• **Your instructions**: Make an exact copy of all the entries below, with the pictures left out.

==== Data listing

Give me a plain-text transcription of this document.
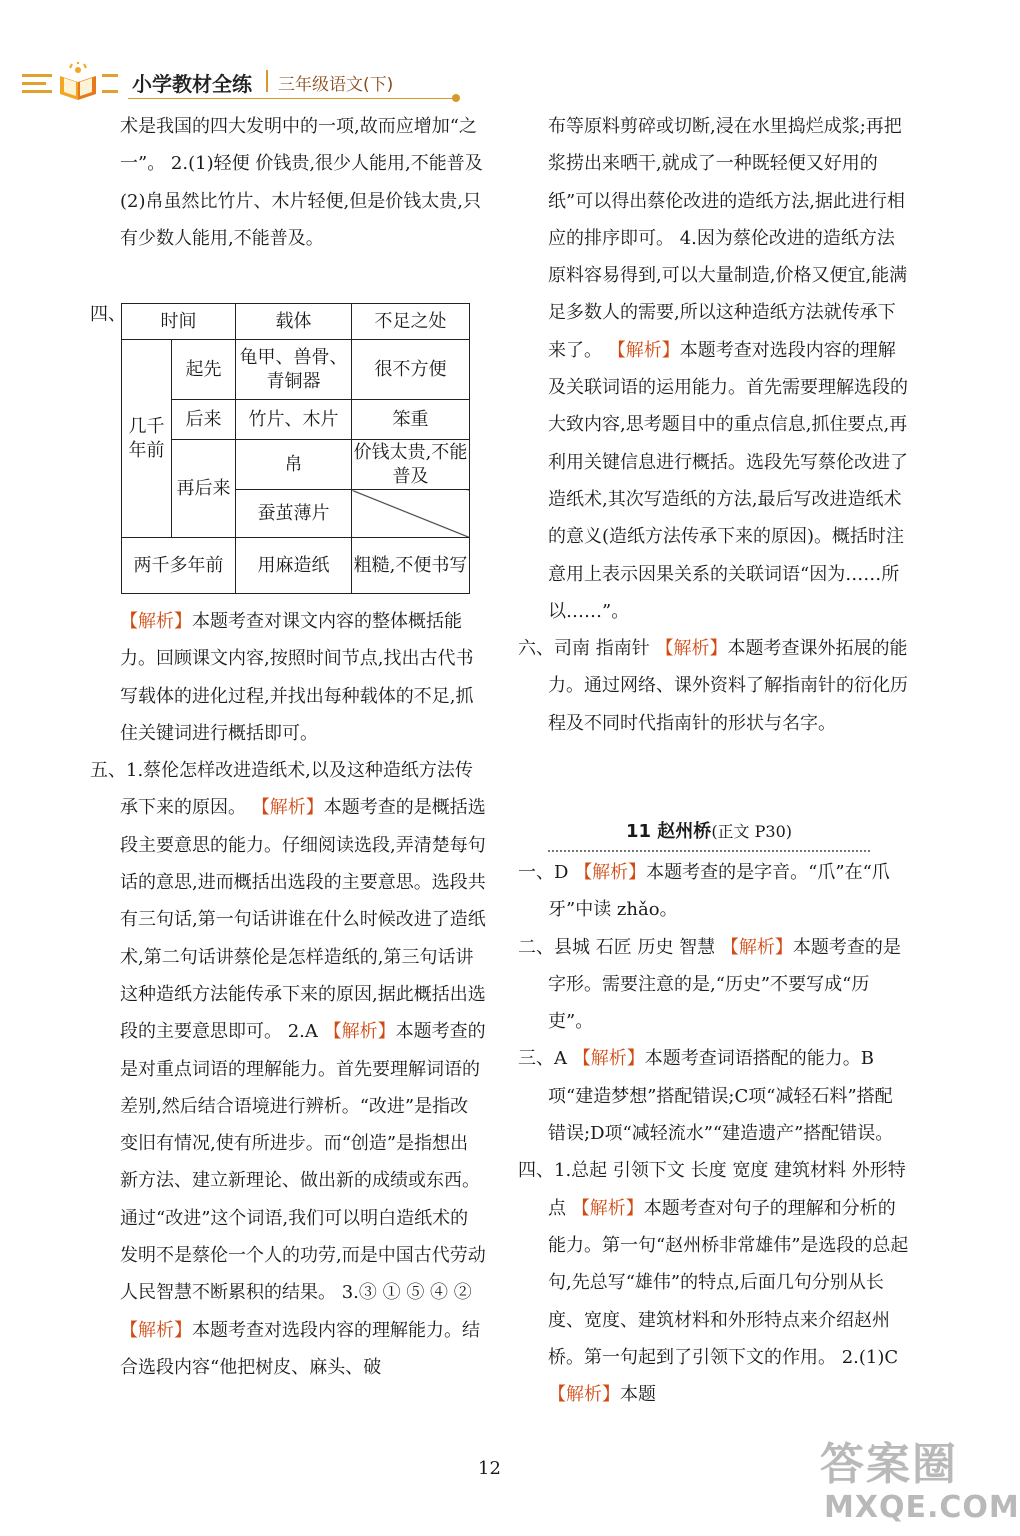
小学教材全练 三年级语文(下)

术是我国的四大发明中的一项,故而应增加“之一”。 2.(1)轻便 价钱贵,很少人能用,不能普及 (2)帛虽然比竹片、木片轻便,但是价钱太贵,只有少数人能用,不能普及。

四、 时间		载体	不足之处
几千年前	起先	龟甲、兽骨、青铜器	很不方便
	后来	竹片、木片	笨重
	再后来	帛	价钱太贵,不能普及
		蚕茧薄片	
两千多年前		用麻造纸	粗糙,不便书写

【 解析 】 本题考查对课文内容的整体概括能力。回顾课文内容,按照时间节点,找出古代书写载体的进化过程,并找出每种载体的不足,抓住关键词进行概括即可。

五、1.蔡伦怎样改进造纸术,以及这种造纸方法传承下来的原因。 【 解析 】 本题考查的是概括选段主要意思的能力。仔细阅读选段,弄清楚每句话的意思,进而概括出选段的主要意思。选段共有三句话,第一句话讲谁在什么时候改进了造纸术,第二句话讲蔡伦是怎样造纸的,第三句话讲这种造纸方法能传承下来的原因,据此概括出选段的主要意思即可。 2.A 【 解析 】 本题考查的是对重点词语的理解能力。首先要理解词语的差别,然后结合语境进行辨析。“改进”是指改变旧有情况,使有所进步。而“创造”是指想出新方法、建立新理论、做出新的成绩或东西。通过“改进”这个词语,我们可以明白造纸术的发明不是蔡伦一个人的功劳,而是中国古代劳动人民智慧不断累积的结果。 3.③ ① ⑤ ④ ② 【 解析 】 本题考查对选段内容的理解能力。结合选段内容“他把树皮、麻头、破

布等原料剪碎或切断,浸在水里捣烂成浆;再把浆捞出来晒干,就成了一种既轻便又好用的纸”可以得出蔡伦改进的造纸方法,据此进行相应的排序即可。 4.因为蔡伦改进的造纸方法原料容易得到,可以大量制造,价格又便宜,能满足多数人的需要,所以这种造纸方法就传承下来了。 【 解析 】 本题考查对选段内容的理解及关联词语的运用能力。首先需要理解选段的大致内容,思考题目中的重点信息,抓住要点,再利用关键信息进行概括。选段先写蔡伦改进了造纸术,其次写造纸的方法,最后写改进造纸术的意义(造纸方法传承下来的原因)。概括时注意用上表示因果关系的关联词语“因为……所以……”。

六、司南 指南针 【 解析 】 本题考查课外拓展的能力。通过网络、课外资料了解指南针的衍化历程及不同时代指南针的形状与名字。

11 赵州桥(正文 P30)

一、D 【 解析 】 本题考查的是字音。“爪”在“爪牙”中读 zhǎo。

二、县城 石匠 历史 智慧 【 解析 】 本题考查的是字形。需要注意的是,“历史”不要写成“历吏”。

三、A 【 解析 】 本题考查词语搭配的能力。B项“建造梦想”搭配错误;C项“减轻石料”搭配错误;D项“减轻流水”“建造遗产”搭配错误。

四、1.总起 引领下文 长度 宽度 建筑材料 外形特点 【 解析 】 本题考查对句子的理解和分析的能力。第一句“赵州桥非常雄伟”是选段的总起句,先总写“雄伟”的特点,后面几句分别从长度、宽度、建筑材料和外形特点来介绍赵州桥。第一句起到了引领下文的作用。 2.(1)C 【 解析 】 本题

12	答案圈
MXQE.COM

========

• **Problem solution**:
Give me a plain-text transcription of this document.
小学教材全练 三年级语文(下)

术是我国的四大发明中的一项,故而应增加“之一”。 2.(1)轻便 价钱贵,很少人能用,不能普及 (2)帛虽然比竹片、木片轻便,但是价钱太贵,只有少数人能用,不能普及。

四、 时间		载体	不足之处
几千年前	起先	龟甲、兽骨、青铜器	很不方便
	后来	竹片、木片	笨重
	再后来	帛	价钱太贵,不能普及
		蚕茧薄片	
两千多年前		用麻造纸	粗糙,不便书写

【 解析 】 本题考查对课文内容的整体概括能力。回顾课文内容,按照时间节点,找出古代书写载体的进化过程,并找出每种载体的不足,抓住关键词进行概括即可。

五、1.蔡伦怎样改进造纸术,以及这种造纸方法传承下来的原因。 【 解析 】 本题考查的是概括选段主要意思的能力。仔细阅读选段,弄清楚每句话的意思,进而概括出选段的主要意思。选段共有三句话,第一句话讲谁在什么时候改进了造纸术,第二句话讲蔡伦是怎样造纸的,第三句话讲这种造纸方法能传承下来的原因,据此概括出选段的主要意思即可。 2.A 【 解析 】 本题考查的是对重点词语的理解能力。首先要理解词语的差别,然后结合语境进行辨析。“改进”是指改变旧有情况,使有所进步。而“创造”是指想出新方法、建立新理论、做出新的成绩或东西。通过“改进”这个词语,我们可以明白造纸术的发明不是蔡伦一个人的功劳,而是中国古代劳动人民智慧不断累积的结果。 3.③ ① ⑤ ④ ② 【 解析 】 本题考查对选段内容的理解能力。结合选段内容“他把树皮、麻头、破

布等原料剪碎或切断,浸在水里捣烂成浆;再把浆捞出来晒干,就成了一种既轻便又好用的纸”可以得出蔡伦改进的造纸方法,据此进行相应的排序即可。 4.因为蔡伦改进的造纸方法原料容易得到,可以大量制造,价格又便宜,能满足多数人的需要,所以这种造纸方法就传承下来了。 【 解析 】 本题考查对选段内容的理解及关联词语的运用能力。首先需要理解选段的大致内容,思考题目中的重点信息,抓住要点,再利用关键信息进行概括。选段先写蔡伦改进了造纸术,其次写造纸的方法,最后写改进造纸术的意义(造纸方法传承下来的原因)。概括时注意用上表示因果关系的关联词语“因为……所以……”。

六、司南 指南针 【 解析 】 本题考查课外拓展的能力。通过网络、课外资料了解指南针的衍化历程及不同时代指南针的形状与名字。

11 赵州桥(正文 P30)

一、D 【 解析 】 本题考查的是字音。“爪”在“爪牙”中读 zhǎo。

二、县城 石匠 历史 智慧 【 解析 】 本题考查的是字形。需要注意的是,“历史”不要写成“历吏”。

三、A 【 解析 】 本题考查词语搭配的能力。B项“建造梦想”搭配错误;C项“减轻石料”搭配错误;D项“减轻流水”“建造遗产”搭配错误。

四、1.总起 引领下文 长度 宽度 建筑材料 外形特点 【 解析 】 本题考查对句子的理解和分析的能力。第一句“赵州桥非常雄伟”是选段的总起句,先总写“雄伟”的特点,后面几句分别从长度、宽度、建筑材料和外形特点来介绍赵州桥。第一句起到了引领下文的作用。 2.(1)C 【 解析 】 本题

12	答案圈
MXQE.COM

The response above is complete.